* To do
Write out the full set of records below exactly.

* Data extract
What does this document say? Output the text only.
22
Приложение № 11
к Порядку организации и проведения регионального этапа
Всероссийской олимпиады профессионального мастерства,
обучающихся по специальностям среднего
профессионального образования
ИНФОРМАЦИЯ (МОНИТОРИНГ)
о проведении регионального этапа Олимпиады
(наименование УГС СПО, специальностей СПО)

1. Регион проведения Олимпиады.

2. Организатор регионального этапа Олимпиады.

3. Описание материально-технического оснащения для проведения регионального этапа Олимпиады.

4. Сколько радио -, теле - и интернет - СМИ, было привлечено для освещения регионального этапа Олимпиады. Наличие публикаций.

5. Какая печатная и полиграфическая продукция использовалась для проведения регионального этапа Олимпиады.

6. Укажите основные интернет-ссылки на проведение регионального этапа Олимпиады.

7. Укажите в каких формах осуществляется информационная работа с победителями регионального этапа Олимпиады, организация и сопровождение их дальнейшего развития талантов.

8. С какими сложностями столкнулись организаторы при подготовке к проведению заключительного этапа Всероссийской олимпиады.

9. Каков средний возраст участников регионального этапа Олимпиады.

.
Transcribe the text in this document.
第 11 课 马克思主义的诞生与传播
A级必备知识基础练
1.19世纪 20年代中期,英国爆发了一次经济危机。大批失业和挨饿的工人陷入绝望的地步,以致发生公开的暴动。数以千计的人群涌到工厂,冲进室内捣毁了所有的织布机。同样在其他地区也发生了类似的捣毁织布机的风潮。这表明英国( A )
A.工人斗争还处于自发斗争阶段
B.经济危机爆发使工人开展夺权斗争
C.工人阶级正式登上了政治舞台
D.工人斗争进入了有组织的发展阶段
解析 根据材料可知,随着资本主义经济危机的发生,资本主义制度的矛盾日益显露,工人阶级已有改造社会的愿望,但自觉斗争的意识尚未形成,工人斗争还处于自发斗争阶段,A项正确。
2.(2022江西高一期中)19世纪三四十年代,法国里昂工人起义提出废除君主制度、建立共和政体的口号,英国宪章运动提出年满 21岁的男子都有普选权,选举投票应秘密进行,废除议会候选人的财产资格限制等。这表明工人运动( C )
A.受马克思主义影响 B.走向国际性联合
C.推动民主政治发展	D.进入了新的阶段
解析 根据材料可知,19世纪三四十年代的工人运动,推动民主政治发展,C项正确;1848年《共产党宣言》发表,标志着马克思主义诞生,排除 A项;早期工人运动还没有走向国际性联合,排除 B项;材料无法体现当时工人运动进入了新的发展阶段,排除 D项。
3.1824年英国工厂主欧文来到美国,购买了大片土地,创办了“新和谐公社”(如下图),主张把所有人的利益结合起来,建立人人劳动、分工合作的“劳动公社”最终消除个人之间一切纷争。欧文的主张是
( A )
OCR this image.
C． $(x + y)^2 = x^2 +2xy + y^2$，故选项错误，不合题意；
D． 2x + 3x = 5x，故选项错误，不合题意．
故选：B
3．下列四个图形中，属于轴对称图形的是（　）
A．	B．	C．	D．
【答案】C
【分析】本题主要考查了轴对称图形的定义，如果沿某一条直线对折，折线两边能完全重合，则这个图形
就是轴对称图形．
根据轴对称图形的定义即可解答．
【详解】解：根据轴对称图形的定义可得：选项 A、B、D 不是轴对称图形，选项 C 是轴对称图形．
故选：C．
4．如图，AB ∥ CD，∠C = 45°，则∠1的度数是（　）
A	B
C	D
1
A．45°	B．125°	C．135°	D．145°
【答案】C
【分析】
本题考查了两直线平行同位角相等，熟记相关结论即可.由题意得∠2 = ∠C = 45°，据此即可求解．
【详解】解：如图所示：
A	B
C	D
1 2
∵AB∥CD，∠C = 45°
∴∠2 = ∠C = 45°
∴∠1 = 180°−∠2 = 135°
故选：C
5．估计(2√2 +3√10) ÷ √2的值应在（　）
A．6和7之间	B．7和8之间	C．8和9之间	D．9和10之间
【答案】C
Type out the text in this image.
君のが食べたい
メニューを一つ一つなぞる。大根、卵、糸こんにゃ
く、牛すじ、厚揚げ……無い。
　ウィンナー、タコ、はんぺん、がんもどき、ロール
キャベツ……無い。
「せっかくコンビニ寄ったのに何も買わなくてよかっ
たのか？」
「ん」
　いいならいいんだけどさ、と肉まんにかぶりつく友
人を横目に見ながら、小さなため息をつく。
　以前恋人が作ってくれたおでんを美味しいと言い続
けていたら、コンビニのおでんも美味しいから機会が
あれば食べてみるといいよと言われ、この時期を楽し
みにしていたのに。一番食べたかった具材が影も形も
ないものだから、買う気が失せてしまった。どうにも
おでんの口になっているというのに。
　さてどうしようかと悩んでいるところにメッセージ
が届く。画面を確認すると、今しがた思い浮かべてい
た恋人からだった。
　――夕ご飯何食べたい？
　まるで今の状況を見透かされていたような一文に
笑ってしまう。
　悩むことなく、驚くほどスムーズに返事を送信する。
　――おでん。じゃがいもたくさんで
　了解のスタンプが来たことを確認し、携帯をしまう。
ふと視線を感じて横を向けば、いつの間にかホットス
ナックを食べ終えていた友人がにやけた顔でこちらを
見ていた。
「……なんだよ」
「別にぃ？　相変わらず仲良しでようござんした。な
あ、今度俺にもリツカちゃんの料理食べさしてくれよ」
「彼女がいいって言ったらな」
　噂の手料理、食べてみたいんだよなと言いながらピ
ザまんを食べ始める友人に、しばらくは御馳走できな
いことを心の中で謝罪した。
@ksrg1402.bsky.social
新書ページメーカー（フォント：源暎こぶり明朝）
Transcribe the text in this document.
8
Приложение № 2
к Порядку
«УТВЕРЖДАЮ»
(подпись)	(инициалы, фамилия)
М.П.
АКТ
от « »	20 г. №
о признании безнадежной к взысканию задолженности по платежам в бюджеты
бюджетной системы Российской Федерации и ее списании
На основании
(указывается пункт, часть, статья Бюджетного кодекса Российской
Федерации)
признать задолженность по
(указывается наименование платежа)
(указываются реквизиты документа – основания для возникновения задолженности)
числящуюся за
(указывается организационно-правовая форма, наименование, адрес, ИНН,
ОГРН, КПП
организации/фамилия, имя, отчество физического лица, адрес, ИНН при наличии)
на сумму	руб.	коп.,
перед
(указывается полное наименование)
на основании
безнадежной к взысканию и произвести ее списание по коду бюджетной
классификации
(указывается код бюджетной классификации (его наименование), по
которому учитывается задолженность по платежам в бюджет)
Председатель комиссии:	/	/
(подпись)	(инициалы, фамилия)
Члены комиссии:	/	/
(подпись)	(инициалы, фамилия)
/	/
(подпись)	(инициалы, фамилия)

* Answer to this exercise
What does this document say? Output the text only.
22
Приложение № 11
к Порядку организации и проведения регионального этапа
Всероссийской олимпиады профессионального мастерства,
обучающихся по специальностям среднего
профессионального образования
ИНФОРМАЦИЯ (МОНИТОРИНГ)
о проведении регионального этапа Олимпиады
(наименование УГС СПО, специальностей СПО)

1. Регион проведения Олимпиады.

2. Организатор регионального этапа Олимпиады.

3. Описание материально-технического оснащения для проведения регионального этапа Олимпиады.

4. Сколько радио -, теле - и интернет - СМИ, было привлечено для освещения регионального этапа Олимпиады. Наличие публикаций.

5. Какая печатная и полиграфическая продукция использовалась для проведения регионального этапа Олимпиады.

6. Укажите основные интернет-ссылки на проведение регионального этапа Олимпиады.

7. Укажите в каких формах осуществляется информационная работа с победителями регионального этапа Олимпиады, организация и сопровождение их дальнейшего развития талантов.

8. С какими сложностями столкнулись организаторы при подготовке к проведению заключительного этапа Всероссийской олимпиады.

9. Каков средний возраст участников регионального этапа Олимпиады.

.
Transcribe the text in this document.
第 11 课 马克思主义的诞生与传播
A级必备知识基础练
1.19世纪 20年代中期,英国爆发了一次经济危机。大批失业和挨饿的工人陷入绝望的地步,以致发生公开的暴动。数以千计的人群涌到工厂,冲进室内捣毁了所有的织布机。同样在其他地区也发生了类似的捣毁织布机的风潮。这表明英国( A )
A.工人斗争还处于自发斗争阶段
B.经济危机爆发使工人开展夺权斗争
C.工人阶级正式登上了政治舞台
D.工人斗争进入了有组织的发展阶段
解析 根据材料可知,随着资本主义经济危机的发生,资本主义制度的矛盾日益显露,工人阶级已有改造社会的愿望,但自觉斗争的意识尚未形成,工人斗争还处于自发斗争阶段,A项正确。
2.(2022江西高一期中)19世纪三四十年代,法国里昂工人起义提出废除君主制度、建立共和政体的口号,英国宪章运动提出年满 21岁的男子都有普选权,选举投票应秘密进行,废除议会候选人的财产资格限制等。这表明工人运动( C )
A.受马克思主义影响 B.走向国际性联合
C.推动民主政治发展	D.进入了新的阶段
解析 根据材料可知,19世纪三四十年代的工人运动,推动民主政治发展,C项正确;1848年《共产党宣言》发表,标志着马克思主义诞生,排除 A项;早期工人运动还没有走向国际性联合,排除 B项;材料无法体现当时工人运动进入了新的发展阶段,排除 D项。
3.1824年英国工厂主欧文来到美国,购买了大片土地,创办了“新和谐公社”(如下图),主张把所有人的利益结合起来,建立人人劳动、分工合作的“劳动公社”最终消除个人之间一切纷争。欧文的主张是
( A )
OCR this image.
C． $(x + y)^2 = x^2 +2xy + y^2$，故选项错误，不合题意；
D． 2x + 3x = 5x，故选项错误，不合题意．
故选：B
3．下列四个图形中，属于轴对称图形的是（　）
A．	B．	C．	D．
【答案】C
【分析】本题主要考查了轴对称图形的定义，如果沿某一条直线对折，折线两边能完全重合，则这个图形
就是轴对称图形．
根据轴对称图形的定义即可解答．
【详解】解：根据轴对称图形的定义可得：选项 A、B、D 不是轴对称图形，选项 C 是轴对称图形．
故选：C．
4．如图，AB ∥ CD，∠C = 45°，则∠1的度数是（　）
A	B
C	D
1
A．45°	B．125°	C．135°	D．145°
【答案】C
【分析】
本题考查了两直线平行同位角相等，熟记相关结论即可.由题意得∠2 = ∠C = 45°，据此即可求解．
【详解】解：如图所示：
A	B
C	D
1 2
∵AB∥CD，∠C = 45°
∴∠2 = ∠C = 45°
∴∠1 = 180°−∠2 = 135°
故选：C
5．估计(2√2 +3√10) ÷ √2的值应在（　）
A．6和7之间	B．7和8之间	C．8和9之间	D．9和10之间
【答案】C
Type out the text in this image.
君のが食べたい
メニューを一つ一つなぞる。大根、卵、糸こんにゃ
く、牛すじ、厚揚げ……無い。
　ウィンナー、タコ、はんぺん、がんもどき、ロール
キャベツ……無い。
「せっかくコンビニ寄ったのに何も買わなくてよかっ
たのか？」
「ん」
　いいならいいんだけどさ、と肉まんにかぶりつく友
人を横目に見ながら、小さなため息をつく。
　以前恋人が作ってくれたおでんを美味しいと言い続
けていたら、コンビニのおでんも美味しいから機会が
あれば食べてみるといいよと言われ、この時期を楽し
みにしていたのに。一番食べたかった具材が影も形も
ないものだから、買う気が失せてしまった。どうにも
おでんの口になっているというのに。
　さてどうしようかと悩んでいるところにメッセージ
が届く。画面を確認すると、今しがた思い浮かべてい
た恋人からだった。
　――夕ご飯何食べたい？
　まるで今の状況を見透かされていたような一文に
笑ってしまう。
　悩むことなく、驚くほどスムーズに返事を送信する。
　――おでん。じゃがいもたくさんで
　了解のスタンプが来たことを確認し、携帯をしまう。
ふと視線を感じて横を向けば、いつの間にかホットス
ナックを食べ終えていた友人がにやけた顔でこちらを
見ていた。
「……なんだよ」
「別にぃ？　相変わらず仲良しでようござんした。な
あ、今度俺にもリツカちゃんの料理食べさしてくれよ」
「彼女がいいって言ったらな」
　噂の手料理、食べてみたいんだよなと言いながらピ
ザまんを食べ始める友人に、しばらくは御馳走できな
いことを心の中で謝罪した。
@ksrg1402.bsky.social
新書ページメーカー（フォント：源暎こぶり明朝）
Transcribe the text in this document.
8
Приложение № 2
к Порядку
«УТВЕРЖДАЮ»
(подпись)	(инициалы, фамилия)
М.П.
АКТ
от « »	20 г. №
о признании безнадежной к взысканию задолженности по платежам в бюджеты
бюджетной системы Российской Федерации и ее списании
На основании
(указывается пункт, часть, статья Бюджетного кодекса Российской
Федерации)
признать задолженность по
(указывается наименование платежа)
(указываются реквизиты документа – основания для возникновения задолженности)
числящуюся за
(указывается организационно-правовая форма, наименование, адрес, ИНН,
ОГРН, КПП
организации/фамилия, имя, отчество физического лица, адрес, ИНН при наличии)
на сумму	руб.	коп.,
перед
(указывается полное наименование)
на основании
безнадежной к взысканию и произвести ее списание по коду бюджетной
классификации
(указывается код бюджетной классификации (его наименование), по
которому учитывается задолженность по платежам в бюджет)
Председатель комиссии:	/	/
(подпись)	(инициалы, фамилия)
Члены комиссии:	/	/
(подпись)	(инициалы, фамилия)
/	/
(подпись)	(инициалы, фамилия)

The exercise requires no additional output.